__Document passage__.
━━━━━━━━━━━━━━━━━━━━━━━━━━━━━━

But Negi says that the money earned through power generation should be spent on welfare of those displaced but this hasn’t happened.
“Successive governments have ignored our cause because this is not a sizeable votebank for them,” he says.
Many of the residents say that they are mulling boycott of elections altogether. The five Lok Sabha constituencies in Uttarakhand, including Tehri, will go to polls on April 11.
BJP state vice-president Jyoti Gairola denies that the governments have neglected the residents as they are not a large votebank. Gairola says that rehabilitation is a long process and concerns of people would be addressed in due time.
Finance Minister Prakash Pant adds that the government is arranging funds and is committed to carrying out the rehabilitation in a phased manner.
Congress leader Kishore Upadhyay was quick to allege that the displaced families were neglected by the BJP government after the dam was constructed. “The ruling party has closed its eyes to their suffering,” he says.
District panchayat president, Tehri, Sona Sajwan says that the government has not forgotten those displaced by the dam but the rehabilitation process has indeed been delayed.

━━━━━━━━━━━━━━━━━━━━━━━━━━━━━━

__Data excerpts__.
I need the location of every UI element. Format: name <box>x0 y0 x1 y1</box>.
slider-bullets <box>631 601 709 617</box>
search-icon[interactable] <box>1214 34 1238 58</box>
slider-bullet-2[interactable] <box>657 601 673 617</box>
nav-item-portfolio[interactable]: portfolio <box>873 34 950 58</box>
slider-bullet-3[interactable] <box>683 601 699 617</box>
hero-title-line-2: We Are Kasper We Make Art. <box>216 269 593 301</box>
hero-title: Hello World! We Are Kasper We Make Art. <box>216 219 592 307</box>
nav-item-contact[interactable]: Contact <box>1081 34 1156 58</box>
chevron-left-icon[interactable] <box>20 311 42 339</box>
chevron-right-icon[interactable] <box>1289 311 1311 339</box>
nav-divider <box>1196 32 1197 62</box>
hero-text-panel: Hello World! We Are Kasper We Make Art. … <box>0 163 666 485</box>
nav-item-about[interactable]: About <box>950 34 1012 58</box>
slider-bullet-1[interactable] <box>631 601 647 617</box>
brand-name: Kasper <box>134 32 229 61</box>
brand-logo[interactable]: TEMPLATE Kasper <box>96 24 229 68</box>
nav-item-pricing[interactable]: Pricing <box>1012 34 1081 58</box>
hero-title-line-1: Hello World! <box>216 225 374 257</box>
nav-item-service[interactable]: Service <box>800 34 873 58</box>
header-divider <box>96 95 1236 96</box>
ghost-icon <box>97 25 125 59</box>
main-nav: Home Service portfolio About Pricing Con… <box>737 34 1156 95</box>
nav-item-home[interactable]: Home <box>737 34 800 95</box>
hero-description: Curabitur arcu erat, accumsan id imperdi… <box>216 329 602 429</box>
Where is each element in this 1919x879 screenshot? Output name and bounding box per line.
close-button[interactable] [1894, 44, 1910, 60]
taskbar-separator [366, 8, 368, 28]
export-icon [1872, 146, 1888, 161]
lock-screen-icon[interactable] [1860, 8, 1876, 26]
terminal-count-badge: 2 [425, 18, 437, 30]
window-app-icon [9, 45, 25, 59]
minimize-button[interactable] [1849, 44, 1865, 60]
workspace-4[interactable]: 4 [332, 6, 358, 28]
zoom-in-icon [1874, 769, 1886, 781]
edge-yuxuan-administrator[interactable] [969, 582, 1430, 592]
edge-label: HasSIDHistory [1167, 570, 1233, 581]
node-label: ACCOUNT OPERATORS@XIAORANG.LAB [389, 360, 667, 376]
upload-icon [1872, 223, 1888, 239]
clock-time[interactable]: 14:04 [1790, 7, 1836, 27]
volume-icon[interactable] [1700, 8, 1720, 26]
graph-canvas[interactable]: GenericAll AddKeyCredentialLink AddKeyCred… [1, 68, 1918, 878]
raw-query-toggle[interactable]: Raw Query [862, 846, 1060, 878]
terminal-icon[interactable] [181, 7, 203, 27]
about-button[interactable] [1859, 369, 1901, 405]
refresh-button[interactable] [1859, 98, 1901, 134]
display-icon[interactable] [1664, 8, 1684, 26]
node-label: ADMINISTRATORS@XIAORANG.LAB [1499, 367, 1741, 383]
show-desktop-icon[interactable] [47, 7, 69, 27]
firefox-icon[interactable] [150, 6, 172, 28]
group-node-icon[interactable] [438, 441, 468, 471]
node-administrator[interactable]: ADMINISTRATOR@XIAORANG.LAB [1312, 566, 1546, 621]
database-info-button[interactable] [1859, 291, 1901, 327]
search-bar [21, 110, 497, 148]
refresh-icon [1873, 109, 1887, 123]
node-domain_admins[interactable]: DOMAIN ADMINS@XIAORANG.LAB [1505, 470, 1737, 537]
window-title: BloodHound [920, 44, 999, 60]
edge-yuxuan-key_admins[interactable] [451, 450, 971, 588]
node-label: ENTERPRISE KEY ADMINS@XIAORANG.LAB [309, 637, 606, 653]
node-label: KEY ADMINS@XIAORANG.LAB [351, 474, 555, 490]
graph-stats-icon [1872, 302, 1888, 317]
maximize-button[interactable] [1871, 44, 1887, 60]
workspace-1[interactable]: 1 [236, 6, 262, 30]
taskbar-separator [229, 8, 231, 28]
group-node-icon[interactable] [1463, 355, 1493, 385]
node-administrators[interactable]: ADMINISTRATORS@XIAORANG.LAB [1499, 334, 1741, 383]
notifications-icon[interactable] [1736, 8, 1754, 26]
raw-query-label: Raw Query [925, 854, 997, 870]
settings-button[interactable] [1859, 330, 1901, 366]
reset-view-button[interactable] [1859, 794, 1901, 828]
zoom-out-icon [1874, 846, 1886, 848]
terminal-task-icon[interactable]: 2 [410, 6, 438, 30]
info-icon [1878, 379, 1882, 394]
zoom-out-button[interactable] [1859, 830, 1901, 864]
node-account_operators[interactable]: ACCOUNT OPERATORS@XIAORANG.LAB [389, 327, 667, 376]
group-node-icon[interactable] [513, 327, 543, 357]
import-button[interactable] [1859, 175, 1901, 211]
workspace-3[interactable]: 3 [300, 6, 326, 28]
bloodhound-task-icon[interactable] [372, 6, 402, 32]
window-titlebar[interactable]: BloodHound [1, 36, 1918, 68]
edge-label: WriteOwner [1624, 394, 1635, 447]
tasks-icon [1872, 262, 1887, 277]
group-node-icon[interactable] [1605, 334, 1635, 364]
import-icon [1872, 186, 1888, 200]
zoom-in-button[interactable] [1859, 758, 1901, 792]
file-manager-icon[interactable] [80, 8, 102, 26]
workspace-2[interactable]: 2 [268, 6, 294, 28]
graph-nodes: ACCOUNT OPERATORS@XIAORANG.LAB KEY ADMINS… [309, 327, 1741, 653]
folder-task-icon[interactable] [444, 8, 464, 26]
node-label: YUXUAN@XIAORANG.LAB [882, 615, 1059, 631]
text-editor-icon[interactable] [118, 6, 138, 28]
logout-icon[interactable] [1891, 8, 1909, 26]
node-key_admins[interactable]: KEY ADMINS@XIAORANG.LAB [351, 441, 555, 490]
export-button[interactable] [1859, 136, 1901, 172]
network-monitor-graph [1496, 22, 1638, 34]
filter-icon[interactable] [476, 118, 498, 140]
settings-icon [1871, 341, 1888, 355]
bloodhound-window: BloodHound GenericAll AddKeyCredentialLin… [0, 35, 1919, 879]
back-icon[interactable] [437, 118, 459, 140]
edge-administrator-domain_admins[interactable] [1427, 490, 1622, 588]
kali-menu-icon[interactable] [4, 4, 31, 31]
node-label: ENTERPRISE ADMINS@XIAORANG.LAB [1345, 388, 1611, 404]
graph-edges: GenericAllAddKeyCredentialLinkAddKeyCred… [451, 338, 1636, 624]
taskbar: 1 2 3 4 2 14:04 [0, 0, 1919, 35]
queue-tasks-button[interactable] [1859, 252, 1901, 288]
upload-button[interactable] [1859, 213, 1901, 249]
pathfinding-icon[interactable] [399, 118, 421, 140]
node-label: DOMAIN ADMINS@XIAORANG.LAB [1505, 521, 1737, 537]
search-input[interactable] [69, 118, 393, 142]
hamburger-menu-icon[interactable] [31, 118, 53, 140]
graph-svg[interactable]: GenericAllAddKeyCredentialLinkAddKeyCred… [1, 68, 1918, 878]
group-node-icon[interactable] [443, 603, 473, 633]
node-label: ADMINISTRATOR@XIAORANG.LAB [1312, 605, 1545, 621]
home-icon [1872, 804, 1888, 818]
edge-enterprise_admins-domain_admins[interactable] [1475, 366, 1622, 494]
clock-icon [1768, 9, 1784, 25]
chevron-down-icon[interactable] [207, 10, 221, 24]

━━━━━━━━━━━━━━━━━━━━━━━━━━━━━━

Continue the passage about the residents displaced by the Tehri dam, starting after its last sentence.

In 2010, the water level recorded in Tehri lake, which spans 42 sq km, was recorded at Reservoir Level (RL) 830 metres. A team of the Geological Survey of India conducted a survey of 45 villages along the valleys of Bhagirathi and Bhilangana and found that the increased water level in the lake was causing them to sink into the ground. This led to cracks appearing on floors and walls of many houses. The team recommended rehabilitation of 415 families living in 17 villages which were in the danger zone.
Soon after, the Uttarakhand government announced that the families would be relocated to villages in Haridwar, Rishikesh and Dehradun, a proposal challenged in court by the THDC. Maithani says that the corporation had suggested that the families be relocated in Tehri itself. The matter is still in court.
Tehri MLA Dhan Singh Negi, however, says that 106 hectares of land in Rishikesh has been earmarked for rehabilitation of these 415 families and the proposal has been sent to the state government.
But Vimal Bhai from Matu Jan Sangthan, an organization working with displaced families, says that concerns of people have not been addressed.
Vimal Bhai says that an agreement between the state and the Centre in 2017 dictates that the water level at Tehri lake would be kept under RL 825 metres. This would stop further sinking of land in nearby villages. But, in October 2018, the state government issued a notification to fill the lake up to a level of RL 835 metres. According to Vimal Bhai, the decision was taken to meet the requirement of water for Kumbh in Haridwar.
He adds that those relocated from Tehri were promised a certain percentage of free electricity. The then Union Minister of Energy Shri Sushil K. Shinde had even promised to increase the total percentage of free power for the rehabilitated. None of these promises were fulfilled, residents say.
An official memorandum of the Central Government released in 2001 had held THDC liable to arrange money for rehabilitation of people on need basis. But officials at the rehabilitation office in New Tehri say they have not received a penny from THDC.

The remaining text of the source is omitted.